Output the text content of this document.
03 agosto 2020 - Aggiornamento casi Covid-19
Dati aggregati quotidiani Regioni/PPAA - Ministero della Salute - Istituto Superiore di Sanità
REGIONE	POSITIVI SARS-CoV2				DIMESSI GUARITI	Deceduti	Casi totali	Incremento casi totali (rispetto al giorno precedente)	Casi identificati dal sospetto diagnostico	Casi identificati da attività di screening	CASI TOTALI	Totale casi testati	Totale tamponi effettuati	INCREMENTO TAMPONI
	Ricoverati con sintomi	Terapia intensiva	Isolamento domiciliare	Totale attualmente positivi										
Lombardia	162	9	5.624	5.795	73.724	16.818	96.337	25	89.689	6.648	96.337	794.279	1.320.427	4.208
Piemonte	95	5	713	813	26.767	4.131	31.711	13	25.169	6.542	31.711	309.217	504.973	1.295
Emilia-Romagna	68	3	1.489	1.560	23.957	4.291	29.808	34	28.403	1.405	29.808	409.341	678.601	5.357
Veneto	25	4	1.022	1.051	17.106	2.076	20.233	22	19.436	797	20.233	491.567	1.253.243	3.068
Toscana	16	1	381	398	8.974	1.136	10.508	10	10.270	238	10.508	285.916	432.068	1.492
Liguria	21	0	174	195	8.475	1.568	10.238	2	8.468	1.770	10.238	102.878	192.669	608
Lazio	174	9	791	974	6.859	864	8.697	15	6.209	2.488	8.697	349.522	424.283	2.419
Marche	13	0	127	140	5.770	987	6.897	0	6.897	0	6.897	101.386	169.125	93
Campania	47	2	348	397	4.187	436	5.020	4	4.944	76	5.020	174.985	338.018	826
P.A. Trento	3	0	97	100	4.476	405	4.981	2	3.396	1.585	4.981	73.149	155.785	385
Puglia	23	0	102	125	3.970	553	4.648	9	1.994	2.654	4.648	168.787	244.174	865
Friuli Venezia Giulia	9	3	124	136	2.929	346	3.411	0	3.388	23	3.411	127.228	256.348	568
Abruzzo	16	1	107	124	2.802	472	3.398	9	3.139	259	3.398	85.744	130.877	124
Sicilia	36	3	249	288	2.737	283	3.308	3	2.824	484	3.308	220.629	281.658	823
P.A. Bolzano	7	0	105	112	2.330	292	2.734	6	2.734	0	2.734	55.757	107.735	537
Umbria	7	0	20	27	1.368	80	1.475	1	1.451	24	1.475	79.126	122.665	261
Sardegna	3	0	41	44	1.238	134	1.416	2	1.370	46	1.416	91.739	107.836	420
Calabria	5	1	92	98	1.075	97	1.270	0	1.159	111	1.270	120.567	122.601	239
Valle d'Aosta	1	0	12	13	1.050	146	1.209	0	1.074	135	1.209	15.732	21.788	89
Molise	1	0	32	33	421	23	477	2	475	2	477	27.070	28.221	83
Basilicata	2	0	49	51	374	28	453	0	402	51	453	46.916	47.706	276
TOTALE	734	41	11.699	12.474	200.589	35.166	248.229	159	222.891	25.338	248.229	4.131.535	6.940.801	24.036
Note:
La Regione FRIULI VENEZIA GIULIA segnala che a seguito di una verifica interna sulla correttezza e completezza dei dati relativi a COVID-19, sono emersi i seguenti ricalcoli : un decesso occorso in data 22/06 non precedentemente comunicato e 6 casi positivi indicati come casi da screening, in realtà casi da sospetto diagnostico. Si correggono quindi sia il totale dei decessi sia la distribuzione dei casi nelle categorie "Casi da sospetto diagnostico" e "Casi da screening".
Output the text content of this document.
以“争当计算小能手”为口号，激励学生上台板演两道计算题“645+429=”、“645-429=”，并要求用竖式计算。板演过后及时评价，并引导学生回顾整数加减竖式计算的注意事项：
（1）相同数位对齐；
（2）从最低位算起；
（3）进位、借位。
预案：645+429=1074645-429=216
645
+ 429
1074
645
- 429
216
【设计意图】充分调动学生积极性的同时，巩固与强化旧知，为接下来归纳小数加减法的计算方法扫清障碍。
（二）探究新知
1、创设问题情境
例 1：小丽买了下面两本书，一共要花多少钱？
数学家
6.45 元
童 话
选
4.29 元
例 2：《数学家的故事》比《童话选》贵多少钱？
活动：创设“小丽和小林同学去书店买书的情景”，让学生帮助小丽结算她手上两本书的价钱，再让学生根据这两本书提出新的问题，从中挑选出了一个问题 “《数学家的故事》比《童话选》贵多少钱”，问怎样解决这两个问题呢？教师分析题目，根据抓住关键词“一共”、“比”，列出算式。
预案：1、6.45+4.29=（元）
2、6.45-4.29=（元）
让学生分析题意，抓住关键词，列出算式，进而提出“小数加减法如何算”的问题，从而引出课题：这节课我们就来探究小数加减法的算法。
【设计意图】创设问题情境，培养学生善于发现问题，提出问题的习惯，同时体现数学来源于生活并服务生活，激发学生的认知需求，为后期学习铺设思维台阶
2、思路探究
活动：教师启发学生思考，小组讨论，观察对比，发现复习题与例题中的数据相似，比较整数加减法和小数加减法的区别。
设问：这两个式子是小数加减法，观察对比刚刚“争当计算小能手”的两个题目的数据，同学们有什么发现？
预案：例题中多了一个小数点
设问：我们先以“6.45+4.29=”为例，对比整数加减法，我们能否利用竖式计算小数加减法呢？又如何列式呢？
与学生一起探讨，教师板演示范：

__Short problem__.
Write out every record shown above, word for word.

__The response__.
Output the text content of this document.
03 agosto 2020 - Aggiornamento casi Covid-19
Dati aggregati quotidiani Regioni/PPAA - Ministero della Salute - Istituto Superiore di Sanità
REGIONE	POSITIVI SARS-CoV2				DIMESSI GUARITI	Deceduti	Casi totali	Incremento casi totali (rispetto al giorno precedente)	Casi identificati dal sospetto diagnostico	Casi identificati da attività di screening	CASI TOTALI	Totale casi testati	Totale tamponi effettuati	INCREMENTO TAMPONI
	Ricoverati con sintomi	Terapia intensiva	Isolamento domiciliare	Totale attualmente positivi										
Lombardia	162	9	5.624	5.795	73.724	16.818	96.337	25	89.689	6.648	96.337	794.279	1.320.427	4.208
Piemonte	95	5	713	813	26.767	4.131	31.711	13	25.169	6.542	31.711	309.217	504.973	1.295
Emilia-Romagna	68	3	1.489	1.560	23.957	4.291	29.808	34	28.403	1.405	29.808	409.341	678.601	5.357
Veneto	25	4	1.022	1.051	17.106	2.076	20.233	22	19.436	797	20.233	491.567	1.253.243	3.068
Toscana	16	1	381	398	8.974	1.136	10.508	10	10.270	238	10.508	285.916	432.068	1.492
Liguria	21	0	174	195	8.475	1.568	10.238	2	8.468	1.770	10.238	102.878	192.669	608
Lazio	174	9	791	974	6.859	864	8.697	15	6.209	2.488	8.697	349.522	424.283	2.419
Marche	13	0	127	140	5.770	987	6.897	0	6.897	0	6.897	101.386	169.125	93
Campania	47	2	348	397	4.187	436	5.020	4	4.944	76	5.020	174.985	338.018	826
P.A. Trento	3	0	97	100	4.476	405	4.981	2	3.396	1.585	4.981	73.149	155.785	385
Puglia	23	0	102	125	3.970	553	4.648	9	1.994	2.654	4.648	168.787	244.174	865
Friuli Venezia Giulia	9	3	124	136	2.929	346	3.411	0	3.388	23	3.411	127.228	256.348	568
Abruzzo	16	1	107	124	2.802	472	3.398	9	3.139	259	3.398	85.744	130.877	124
Sicilia	36	3	249	288	2.737	283	3.308	3	2.824	484	3.308	220.629	281.658	823
P.A. Bolzano	7	0	105	112	2.330	292	2.734	6	2.734	0	2.734	55.757	107.735	537
Umbria	7	0	20	27	1.368	80	1.475	1	1.451	24	1.475	79.126	122.665	261
Sardegna	3	0	41	44	1.238	134	1.416	2	1.370	46	1.416	91.739	107.836	420
Calabria	5	1	92	98	1.075	97	1.270	0	1.159	111	1.270	120.567	122.601	239
Valle d'Aosta	1	0	12	13	1.050	146	1.209	0	1.074	135	1.209	15.732	21.788	89
Molise	1	0	32	33	421	23	477	2	475	2	477	27.070	28.221	83
Basilicata	2	0	49	51	374	28	453	0	402	51	453	46.916	47.706	276
TOTALE	734	41	11.699	12.474	200.589	35.166	248.229	159	222.891	25.338	248.229	4.131.535	6.940.801	24.036
Note:
La Regione FRIULI VENEZIA GIULIA segnala che a seguito di una verifica interna sulla correttezza e completezza dei dati relativi a COVID-19, sono emersi i seguenti ricalcoli : un decesso occorso in data 22/06 non precedentemente comunicato e 6 casi positivi indicati come casi da screening, in realtà casi da sospetto diagnostico. Si correggono quindi sia il totale dei decessi sia la distribuzione dei casi nelle categorie "Casi da sospetto diagnostico" e "Casi da screening".
Output the text content of this document.
以“争当计算小能手”为口号，激励学生上台板演两道计算题“645+429=”、“645-429=”，并要求用竖式计算。板演过后及时评价，并引导学生回顾整数加减竖式计算的注意事项：
（1）相同数位对齐；
（2）从最低位算起；
（3）进位、借位。
预案：645+429=1074645-429=216
645
+ 429
1074
645
- 429
216
【设计意图】充分调动学生积极性的同时，巩固与强化旧知，为接下来归纳小数加减法的计算方法扫清障碍。
（二）探究新知
1、创设问题情境
例 1：小丽买了下面两本书，一共要花多少钱？
数学家
6.45 元
童 话
选
4.29 元
例 2：《数学家的故事》比《童话选》贵多少钱？
活动：创设“小丽和小林同学去书店买书的情景”，让学生帮助小丽结算她手上两本书的价钱，再让学生根据这两本书提出新的问题，从中挑选出了一个问题 “《数学家的故事》比《童话选》贵多少钱”，问怎样解决这两个问题呢？教师分析题目，根据抓住关键词“一共”、“比”，列出算式。
预案：1、6.45+4.29=（元）
2、6.45-4.29=（元）
让学生分析题意，抓住关键词，列出算式，进而提出“小数加减法如何算”的问题，从而引出课题：这节课我们就来探究小数加减法的算法。
【设计意图】创设问题情境，培养学生善于发现问题，提出问题的习惯，同时体现数学来源于生活并服务生活，激发学生的认知需求，为后期学习铺设思维台阶
2、思路探究
活动：教师启发学生思考，小组讨论，观察对比，发现复习题与例题中的数据相似，比较整数加减法和小数加减法的区别。
设问：这两个式子是小数加减法，观察对比刚刚“争当计算小能手”的两个题目的数据，同学们有什么发现？
预案：例题中多了一个小数点
设问：我们先以“6.45+4.29=”为例，对比整数加减法，我们能否利用竖式计算小数加减法呢？又如何列式呢？
与学生一起探讨，教师板演示范：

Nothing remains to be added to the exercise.